[Saved data entries]
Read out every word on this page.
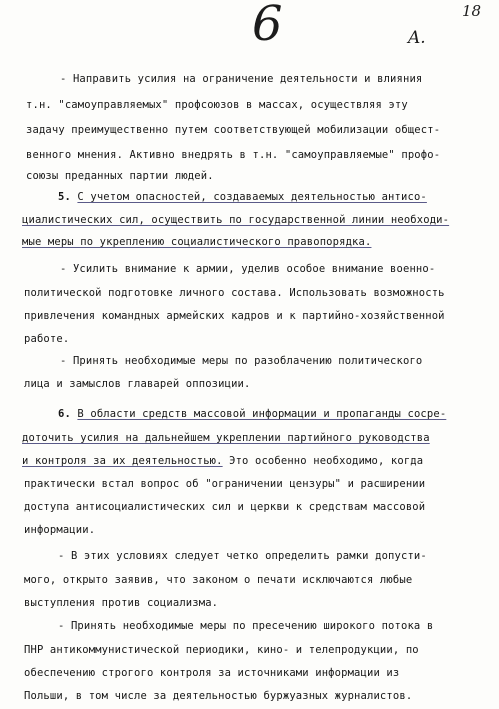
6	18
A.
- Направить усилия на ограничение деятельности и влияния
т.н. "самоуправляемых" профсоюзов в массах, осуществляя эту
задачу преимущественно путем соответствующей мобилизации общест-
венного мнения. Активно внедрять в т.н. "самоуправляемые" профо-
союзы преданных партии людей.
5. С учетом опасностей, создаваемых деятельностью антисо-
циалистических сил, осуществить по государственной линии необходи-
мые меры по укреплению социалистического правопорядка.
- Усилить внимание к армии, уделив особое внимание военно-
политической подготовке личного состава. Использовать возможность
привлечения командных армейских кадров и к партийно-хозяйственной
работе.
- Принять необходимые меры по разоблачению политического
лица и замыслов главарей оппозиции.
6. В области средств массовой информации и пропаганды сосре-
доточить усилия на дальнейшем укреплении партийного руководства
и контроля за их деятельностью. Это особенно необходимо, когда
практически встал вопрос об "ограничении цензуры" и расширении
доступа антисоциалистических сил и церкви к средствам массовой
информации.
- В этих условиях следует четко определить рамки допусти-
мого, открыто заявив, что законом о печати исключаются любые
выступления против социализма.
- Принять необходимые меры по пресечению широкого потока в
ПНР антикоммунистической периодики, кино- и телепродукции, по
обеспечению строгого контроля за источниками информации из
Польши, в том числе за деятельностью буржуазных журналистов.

Exercise requirements: Copy the data word for word. Pictures do not go in the copy.

The response:
Read out every word on this page.
6	18
A.
- Направить усилия на ограничение деятельности и влияния
т.н. "самоуправляемых" профсоюзов в массах, осуществляя эту
задачу преимущественно путем соответствующей мобилизации общест-
венного мнения. Активно внедрять в т.н. "самоуправляемые" профо-
союзы преданных партии людей.
5. С учетом опасностей, создаваемых деятельностью антисо-
циалистических сил, осуществить по государственной линии необходи-
мые меры по укреплению социалистического правопорядка.
- Усилить внимание к армии, уделив особое внимание военно-
политической подготовке личного состава. Использовать возможность
привлечения командных армейских кадров и к партийно-хозяйственной
работе.
- Принять необходимые меры по разоблачению политического
лица и замыслов главарей оппозиции.
6. В области средств массовой информации и пропаганды сосре-
доточить усилия на дальнейшем укреплении партийного руководства
и контроля за их деятельностью. Это особенно необходимо, когда
практически встал вопрос об "ограничении цензуры" и расширении
доступа антисоциалистических сил и церкви к средствам массовой
информации.
- В этих условиях следует четко определить рамки допусти-
мого, открыто заявив, что законом о печати исключаются любые
выступления против социализма.
- Принять необходимые меры по пресечению широкого потока в
ПНР антикоммунистической периодики, кино- и телепродукции, по
обеспечению строгого контроля за источниками информации из
Польши, в том числе за деятельностью буржуазных журналистов.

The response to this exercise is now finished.